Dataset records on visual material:
......
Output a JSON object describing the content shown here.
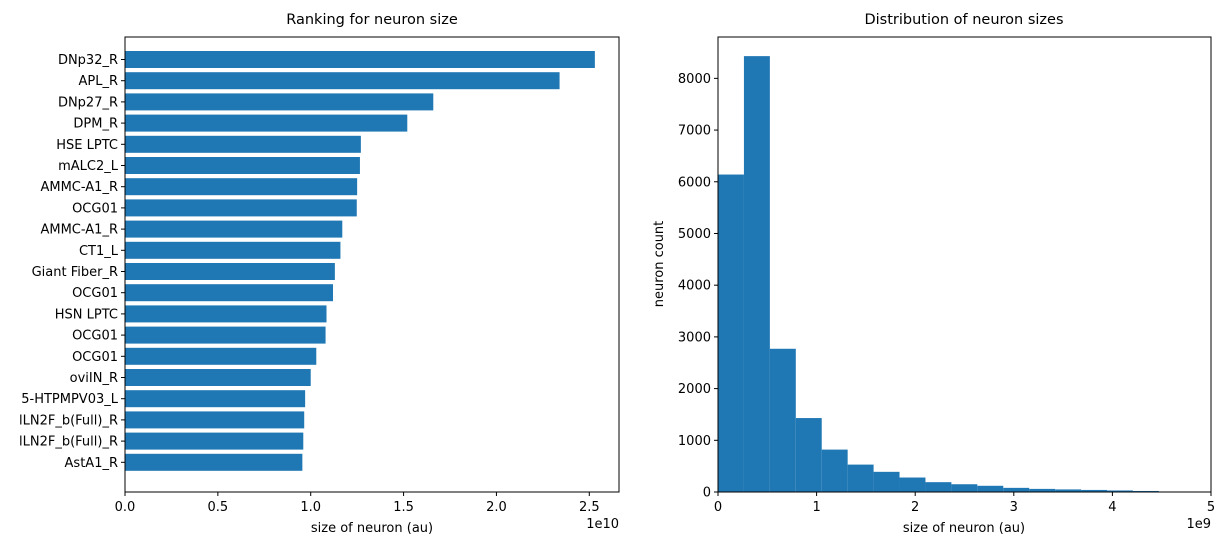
{
  "chart_data": [
    {
      "type": "bar",
      "orientation": "horizontal",
      "title": "Ranking for neuron size",
      "xlabel": "size of neuron (au)",
      "ylabel": "",
      "x_offset_label": "1e10",
      "xlim": [
        0,
        26600000000.0
      ],
      "xticks": [
        {
          "value": 0,
          "label": "0.0"
        },
        {
          "value": 5000000000.0,
          "label": "0.5"
        },
        {
          "value": 10000000000.0,
          "label": "1.0"
        },
        {
          "value": 15000000000.0,
          "label": "1.5"
        },
        {
          "value": 20000000000.0,
          "label": "2.0"
        },
        {
          "value": 25000000000.0,
          "label": "2.5"
        }
      ],
      "bar_color": "#1f77b4",
      "categories": [
        "DNp32_R",
        "APL_R",
        "DNp27_R",
        "DPM_R",
        "HSE LPTC",
        "mALC2_L",
        "AMMC-A1_R",
        "OCG01",
        "AMMC-A1_R",
        "CT1_L",
        "Giant Fiber_R",
        "OCG01",
        "HSN LPTC",
        "OCG01",
        "OCG01",
        "oviIN_R",
        "5-HTPMPV03_L",
        "lLN2F_b(Full)_R",
        "lLN2F_b(Full)_R",
        "AstA1_R"
      ],
      "values": [
        25300000000.0,
        23400000000.0,
        16600000000.0,
        15200000000.0,
        12700000000.0,
        12650000000.0,
        12500000000.0,
        12480000000.0,
        11700000000.0,
        11600000000.0,
        11300000000.0,
        11200000000.0,
        10850000000.0,
        10800000000.0,
        10300000000.0,
        10000000000.0,
        9700000000.0,
        9650000000.0,
        9600000000.0,
        9550000000.0
      ]
    },
    {
      "type": "histogram",
      "title": "Distribution of neuron sizes",
      "xlabel": "size of neuron (au)",
      "ylabel": "neuron count",
      "x_offset_label": "1e9",
      "xlim": [
        0,
        5000000000.0
      ],
      "ylim": [
        0,
        8800
      ],
      "xticks": [
        {
          "value": 0,
          "label": "0"
        },
        {
          "value": 1000000000.0,
          "label": "1"
        },
        {
          "value": 2000000000.0,
          "label": "2"
        },
        {
          "value": 3000000000.0,
          "label": "3"
        },
        {
          "value": 4000000000.0,
          "label": "4"
        },
        {
          "value": 5000000000.0,
          "label": "5"
        }
      ],
      "yticks": [
        0,
        1000,
        2000,
        3000,
        4000,
        5000,
        6000,
        7000,
        8000
      ],
      "bar_color": "#1f77b4",
      "bin_width": 263000000.0,
      "bin_edges_start": 0,
      "counts": [
        6140,
        8430,
        2770,
        1430,
        820,
        530,
        390,
        280,
        190,
        150,
        120,
        80,
        60,
        50,
        40,
        30,
        20,
        10,
        10
      ]
    }
  ]
}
......
• **Work to do**:
Give back the whole listing as it stands, minus its pictures.

• **Written response**:
Output a JSON object describing the content shown here.
{
  "chart_data": [
    {
      "type": "bar",
      "orientation": "horizontal",
      "title": "Ranking for neuron size",
      "xlabel": "size of neuron (au)",
      "ylabel": "",
      "x_offset_label": "1e10",
      "xlim": [
        0,
        26600000000.0
      ],
      "xticks": [
        {
          "value": 0,
          "label": "0.0"
        },
        {
          "value": 5000000000.0,
          "label": "0.5"
        },
        {
          "value": 10000000000.0,
          "label": "1.0"
        },
        {
          "value": 15000000000.0,
          "label": "1.5"
        },
        {
          "value": 20000000000.0,
          "label": "2.0"
        },
        {
          "value": 25000000000.0,
          "label": "2.5"
        }
      ],
      "bar_color": "#1f77b4",
      "categories": [
        "DNp32_R",
        "APL_R",
        "DNp27_R",
        "DPM_R",
        "HSE LPTC",
        "mALC2_L",
        "AMMC-A1_R",
        "OCG01",
        "AMMC-A1_R",
        "CT1_L",
        "Giant Fiber_R",
        "OCG01",
        "HSN LPTC",
        "OCG01",
        "OCG01",
        "oviIN_R",
        "5-HTPMPV03_L",
        "lLN2F_b(Full)_R",
        "lLN2F_b(Full)_R",
        "AstA1_R"
      ],
      "values": [
        25300000000.0,
        23400000000.0,
        16600000000.0,
        15200000000.0,
        12700000000.0,
        12650000000.0,
        12500000000.0,
        12480000000.0,
        11700000000.0,
        11600000000.0,
        11300000000.0,
        11200000000.0,
        10850000000.0,
        10800000000.0,
        10300000000.0,
        10000000000.0,
        9700000000.0,
        9650000000.0,
        9600000000.0,
        9550000000.0
      ]
    },
    {
      "type": "histogram",
      "title": "Distribution of neuron sizes",
      "xlabel": "size of neuron (au)",
      "ylabel": "neuron count",
      "x_offset_label": "1e9",
      "xlim": [
        0,
        5000000000.0
      ],
      "ylim": [
        0,
        8800
      ],
      "xticks": [
        {
          "value": 0,
          "label": "0"
        },
        {
          "value": 1000000000.0,
          "label": "1"
        },
        {
          "value": 2000000000.0,
          "label": "2"
        },
        {
          "value": 3000000000.0,
          "label": "3"
        },
        {
          "value": 4000000000.0,
          "label": "4"
        },
        {
          "value": 5000000000.0,
          "label": "5"
        }
      ],
      "yticks": [
        0,
        1000,
        2000,
        3000,
        4000,
        5000,
        6000,
        7000,
        8000
      ],
      "bar_color": "#1f77b4",
      "bin_width": 263000000.0,
      "bin_edges_start": 0,
      "counts": [
        6140,
        8430,
        2770,
        1430,
        820,
        530,
        390,
        280,
        190,
        150,
        120,
        80,
        60,
        50,
        40,
        30,
        20,
        10,
        10
      ]
    }
  ]
}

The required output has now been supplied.